§ **RECORDS FOR THIS TASK**
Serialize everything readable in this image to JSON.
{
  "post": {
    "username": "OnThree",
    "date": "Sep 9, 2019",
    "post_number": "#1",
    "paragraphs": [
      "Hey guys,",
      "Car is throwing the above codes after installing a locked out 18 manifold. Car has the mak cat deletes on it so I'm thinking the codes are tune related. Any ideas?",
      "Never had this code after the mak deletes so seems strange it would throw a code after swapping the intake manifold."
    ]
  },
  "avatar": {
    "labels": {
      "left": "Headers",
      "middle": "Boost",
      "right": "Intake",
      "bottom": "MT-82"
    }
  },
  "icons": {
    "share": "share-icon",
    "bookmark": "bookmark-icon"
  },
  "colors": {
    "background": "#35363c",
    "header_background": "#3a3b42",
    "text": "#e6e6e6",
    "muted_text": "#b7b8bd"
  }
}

§ **AIM**
Copy out each line above, character for character.

§ **SOLUTION BELOW**
Serialize everything readable in this image to JSON.
{
  "post": {
    "username": "OnThree",
    "date": "Sep 9, 2019",
    "post_number": "#1",
    "paragraphs": [
      "Hey guys,",
      "Car is throwing the above codes after installing a locked out 18 manifold. Car has the mak cat deletes on it so I'm thinking the codes are tune related. Any ideas?",
      "Never had this code after the mak deletes so seems strange it would throw a code after swapping the intake manifold."
    ]
  },
  "avatar": {
    "labels": {
      "left": "Headers",
      "middle": "Boost",
      "right": "Intake",
      "bottom": "MT-82"
    }
  },
  "icons": {
    "share": "share-icon",
    "bookmark": "bookmark-icon"
  },
  "colors": {
    "background": "#35363c",
    "header_background": "#3a3b42",
    "text": "#e6e6e6",
    "muted_text": "#b7b8bd"
  }
}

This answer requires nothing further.